## begin THE DATA
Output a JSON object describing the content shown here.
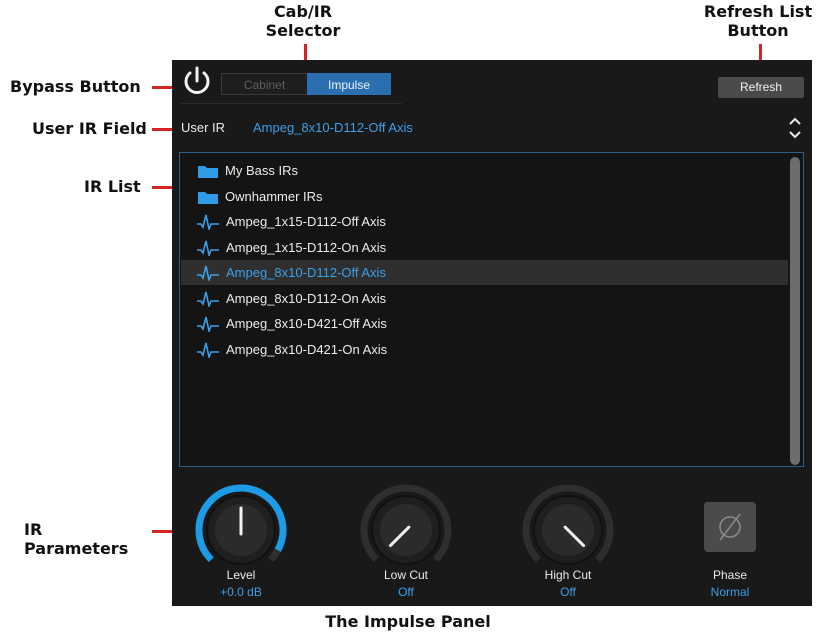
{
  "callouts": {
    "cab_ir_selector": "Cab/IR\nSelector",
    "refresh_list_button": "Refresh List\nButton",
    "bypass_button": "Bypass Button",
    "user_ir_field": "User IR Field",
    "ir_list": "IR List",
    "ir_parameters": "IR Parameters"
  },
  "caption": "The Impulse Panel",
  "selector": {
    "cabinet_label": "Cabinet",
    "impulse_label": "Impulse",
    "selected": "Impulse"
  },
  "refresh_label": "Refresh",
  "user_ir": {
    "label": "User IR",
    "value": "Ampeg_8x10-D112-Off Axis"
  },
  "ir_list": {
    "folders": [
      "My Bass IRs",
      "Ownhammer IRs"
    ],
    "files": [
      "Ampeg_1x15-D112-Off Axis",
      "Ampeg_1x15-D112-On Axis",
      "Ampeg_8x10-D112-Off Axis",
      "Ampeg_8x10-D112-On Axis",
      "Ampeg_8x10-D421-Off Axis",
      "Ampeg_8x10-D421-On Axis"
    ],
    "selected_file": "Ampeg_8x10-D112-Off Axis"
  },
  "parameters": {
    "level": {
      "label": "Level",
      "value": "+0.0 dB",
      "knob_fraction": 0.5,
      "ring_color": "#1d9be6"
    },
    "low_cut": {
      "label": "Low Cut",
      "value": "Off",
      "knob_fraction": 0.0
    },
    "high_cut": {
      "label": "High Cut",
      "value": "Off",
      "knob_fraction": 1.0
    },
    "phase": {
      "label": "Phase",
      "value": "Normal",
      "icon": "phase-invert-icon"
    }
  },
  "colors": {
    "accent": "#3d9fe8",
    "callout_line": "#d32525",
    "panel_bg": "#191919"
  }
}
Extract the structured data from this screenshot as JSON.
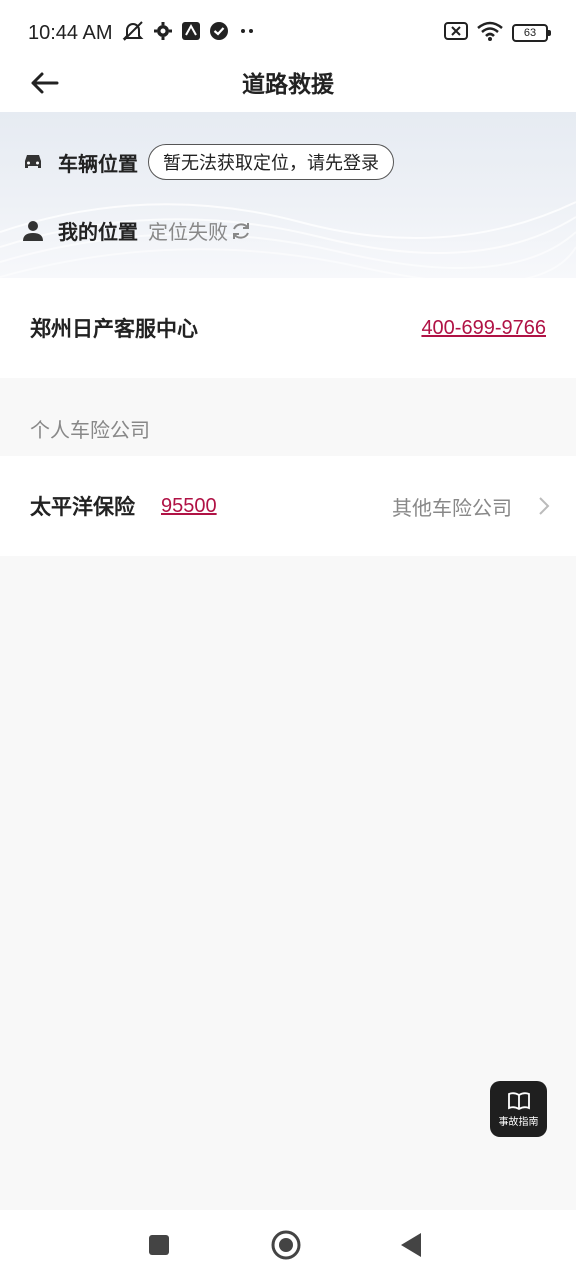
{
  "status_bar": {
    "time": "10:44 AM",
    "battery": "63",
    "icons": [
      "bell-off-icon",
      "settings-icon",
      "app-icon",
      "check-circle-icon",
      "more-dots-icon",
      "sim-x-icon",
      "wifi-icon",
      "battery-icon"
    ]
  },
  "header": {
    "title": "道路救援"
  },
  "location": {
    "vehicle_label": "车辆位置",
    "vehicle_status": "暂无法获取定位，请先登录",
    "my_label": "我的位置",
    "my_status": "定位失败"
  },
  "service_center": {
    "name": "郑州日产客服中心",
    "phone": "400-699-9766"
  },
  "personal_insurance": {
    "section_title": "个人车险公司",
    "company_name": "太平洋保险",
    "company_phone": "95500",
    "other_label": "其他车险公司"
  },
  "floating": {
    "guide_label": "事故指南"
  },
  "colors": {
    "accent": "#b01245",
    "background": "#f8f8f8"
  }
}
## end THE DATA
## begin THE DATA
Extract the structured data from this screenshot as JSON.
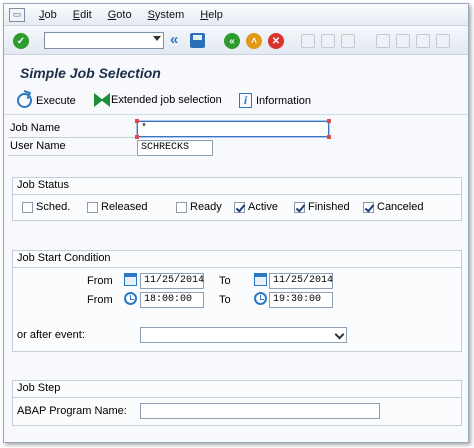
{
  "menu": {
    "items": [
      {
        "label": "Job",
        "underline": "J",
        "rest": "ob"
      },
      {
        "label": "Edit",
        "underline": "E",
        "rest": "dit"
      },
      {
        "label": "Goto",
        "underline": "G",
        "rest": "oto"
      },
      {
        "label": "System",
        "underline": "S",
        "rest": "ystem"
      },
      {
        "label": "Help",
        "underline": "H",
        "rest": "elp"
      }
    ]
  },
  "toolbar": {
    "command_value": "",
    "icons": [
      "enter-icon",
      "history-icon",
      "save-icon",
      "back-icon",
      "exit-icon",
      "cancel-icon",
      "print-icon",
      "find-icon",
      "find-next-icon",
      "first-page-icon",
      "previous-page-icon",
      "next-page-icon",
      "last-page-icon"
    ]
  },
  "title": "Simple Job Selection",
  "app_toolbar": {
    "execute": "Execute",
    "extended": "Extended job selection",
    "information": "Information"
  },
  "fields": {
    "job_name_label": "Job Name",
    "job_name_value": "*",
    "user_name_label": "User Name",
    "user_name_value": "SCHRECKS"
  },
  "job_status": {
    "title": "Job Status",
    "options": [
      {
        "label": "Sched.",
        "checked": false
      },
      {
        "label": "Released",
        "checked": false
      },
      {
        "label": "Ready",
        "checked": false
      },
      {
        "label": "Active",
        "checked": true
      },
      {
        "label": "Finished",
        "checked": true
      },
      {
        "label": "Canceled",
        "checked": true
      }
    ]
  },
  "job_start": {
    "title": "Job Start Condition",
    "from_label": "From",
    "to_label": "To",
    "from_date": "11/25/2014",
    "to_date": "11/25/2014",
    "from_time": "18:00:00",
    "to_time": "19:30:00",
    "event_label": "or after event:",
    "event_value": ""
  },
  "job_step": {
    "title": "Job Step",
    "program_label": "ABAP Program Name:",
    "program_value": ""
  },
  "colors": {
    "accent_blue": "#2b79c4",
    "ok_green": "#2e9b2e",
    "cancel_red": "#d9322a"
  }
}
## end THE DATA
• THE PROBLEM:
Return from the data every line that holds "page".

• EXERCISE ANSWER:
      "first-page-icon",
      "previous-page-icon",
      "next-page-icon",
      "last-page-icon"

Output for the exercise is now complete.